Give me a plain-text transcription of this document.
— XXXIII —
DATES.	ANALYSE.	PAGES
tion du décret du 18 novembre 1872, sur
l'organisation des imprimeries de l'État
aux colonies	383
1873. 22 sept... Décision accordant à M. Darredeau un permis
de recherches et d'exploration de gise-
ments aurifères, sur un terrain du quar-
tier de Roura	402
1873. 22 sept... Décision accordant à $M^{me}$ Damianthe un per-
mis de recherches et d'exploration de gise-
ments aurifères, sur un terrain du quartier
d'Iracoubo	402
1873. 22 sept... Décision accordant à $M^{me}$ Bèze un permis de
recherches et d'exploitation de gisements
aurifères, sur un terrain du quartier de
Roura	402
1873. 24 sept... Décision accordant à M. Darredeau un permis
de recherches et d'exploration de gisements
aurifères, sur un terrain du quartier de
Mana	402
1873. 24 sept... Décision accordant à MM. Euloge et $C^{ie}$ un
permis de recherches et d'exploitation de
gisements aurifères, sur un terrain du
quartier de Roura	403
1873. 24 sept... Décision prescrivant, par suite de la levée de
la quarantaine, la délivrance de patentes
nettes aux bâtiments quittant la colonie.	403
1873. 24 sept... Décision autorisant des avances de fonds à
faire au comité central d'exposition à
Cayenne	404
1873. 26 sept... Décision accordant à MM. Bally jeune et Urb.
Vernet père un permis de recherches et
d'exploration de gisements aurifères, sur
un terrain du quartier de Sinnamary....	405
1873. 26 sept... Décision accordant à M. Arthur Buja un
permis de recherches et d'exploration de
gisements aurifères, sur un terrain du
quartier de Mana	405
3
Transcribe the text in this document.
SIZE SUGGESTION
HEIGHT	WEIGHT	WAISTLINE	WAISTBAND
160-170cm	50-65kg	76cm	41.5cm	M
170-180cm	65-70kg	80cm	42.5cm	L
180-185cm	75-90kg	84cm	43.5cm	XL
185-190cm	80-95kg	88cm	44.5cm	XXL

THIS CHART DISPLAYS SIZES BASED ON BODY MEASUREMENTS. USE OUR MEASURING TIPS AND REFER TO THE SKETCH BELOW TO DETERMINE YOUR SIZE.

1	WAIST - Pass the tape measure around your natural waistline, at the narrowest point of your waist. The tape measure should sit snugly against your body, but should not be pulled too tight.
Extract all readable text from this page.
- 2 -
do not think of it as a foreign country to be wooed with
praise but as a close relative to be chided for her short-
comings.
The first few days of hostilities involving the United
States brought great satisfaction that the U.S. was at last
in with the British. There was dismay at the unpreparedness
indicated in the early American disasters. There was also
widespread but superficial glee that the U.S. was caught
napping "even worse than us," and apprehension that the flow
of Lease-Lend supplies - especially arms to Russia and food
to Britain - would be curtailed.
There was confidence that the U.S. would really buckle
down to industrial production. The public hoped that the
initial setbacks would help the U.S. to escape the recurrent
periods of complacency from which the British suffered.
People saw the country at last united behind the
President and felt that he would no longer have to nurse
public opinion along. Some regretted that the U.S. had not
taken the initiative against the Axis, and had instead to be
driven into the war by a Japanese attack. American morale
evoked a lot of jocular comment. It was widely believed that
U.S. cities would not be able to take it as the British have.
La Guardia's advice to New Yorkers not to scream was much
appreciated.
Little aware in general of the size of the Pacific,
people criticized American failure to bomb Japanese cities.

→ **Exercise details**
Exactly reproduce every line of the records.

→ **Full answer**
Give me a plain-text transcription of this document.
— XXXIII —
DATES.	ANALYSE.	PAGES
tion du décret du 18 novembre 1872, sur
l'organisation des imprimeries de l'État
aux colonies	383
1873. 22 sept... Décision accordant à M. Darredeau un permis
de recherches et d'exploration de gise-
ments aurifères, sur un terrain du quar-
tier de Roura	402
1873. 22 sept... Décision accordant à $M^{me}$ Damianthe un per-
mis de recherches et d'exploration de gise-
ments aurifères, sur un terrain du quartier
d'Iracoubo	402
1873. 22 sept... Décision accordant à $M^{me}$ Bèze un permis de
recherches et d'exploitation de gisements
aurifères, sur un terrain du quartier de
Roura	402
1873. 24 sept... Décision accordant à M. Darredeau un permis
de recherches et d'exploration de gisements
aurifères, sur un terrain du quartier de
Mana	402
1873. 24 sept... Décision accordant à MM. Euloge et $C^{ie}$ un
permis de recherches et d'exploitation de
gisements aurifères, sur un terrain du
quartier de Roura	403
1873. 24 sept... Décision prescrivant, par suite de la levée de
la quarantaine, la délivrance de patentes
nettes aux bâtiments quittant la colonie.	403
1873. 24 sept... Décision autorisant des avances de fonds à
faire au comité central d'exposition à
Cayenne	404
1873. 26 sept... Décision accordant à MM. Bally jeune et Urb.
Vernet père un permis de recherches et
d'exploration de gisements aurifères, sur
un terrain du quartier de Sinnamary....	405
1873. 26 sept... Décision accordant à M. Arthur Buja un
permis de recherches et d'exploration de
gisements aurifères, sur un terrain du
quartier de Mana	405
3
Transcribe the text in this document.
SIZE SUGGESTION
HEIGHT	WEIGHT	WAISTLINE	WAISTBAND
160-170cm	50-65kg	76cm	41.5cm	M
170-180cm	65-70kg	80cm	42.5cm	L
180-185cm	75-90kg	84cm	43.5cm	XL
185-190cm	80-95kg	88cm	44.5cm	XXL

THIS CHART DISPLAYS SIZES BASED ON BODY MEASUREMENTS. USE OUR MEASURING TIPS AND REFER TO THE SKETCH BELOW TO DETERMINE YOUR SIZE.

1	WAIST - Pass the tape measure around your natural waistline, at the narrowest point of your waist. The tape measure should sit snugly against your body, but should not be pulled too tight.
Extract all readable text from this page.
- 2 -
do not think of it as a foreign country to be wooed with
praise but as a close relative to be chided for her short-
comings.
The first few days of hostilities involving the United
States brought great satisfaction that the U.S. was at last
in with the British. There was dismay at the unpreparedness
indicated in the early American disasters. There was also
widespread but superficial glee that the U.S. was caught
napping "even worse than us," and apprehension that the flow
of Lease-Lend supplies - especially arms to Russia and food
to Britain - would be curtailed.
There was confidence that the U.S. would really buckle
down to industrial production. The public hoped that the
initial setbacks would help the U.S. to escape the recurrent
periods of complacency from which the British suffered.
People saw the country at last united behind the
President and felt that he would no longer have to nurse
public opinion along. Some regretted that the U.S. had not
taken the initiative against the Axis, and had instead to be
driven into the war by a Japanese attack. American morale
evoked a lot of jocular comment. It was widely believed that
U.S. cities would not be able to take it as the British have.
La Guardia's advice to New Yorkers not to scream was much
appreciated.
Little aware in general of the size of the Pacific,
people criticized American failure to bomb Japanese cities.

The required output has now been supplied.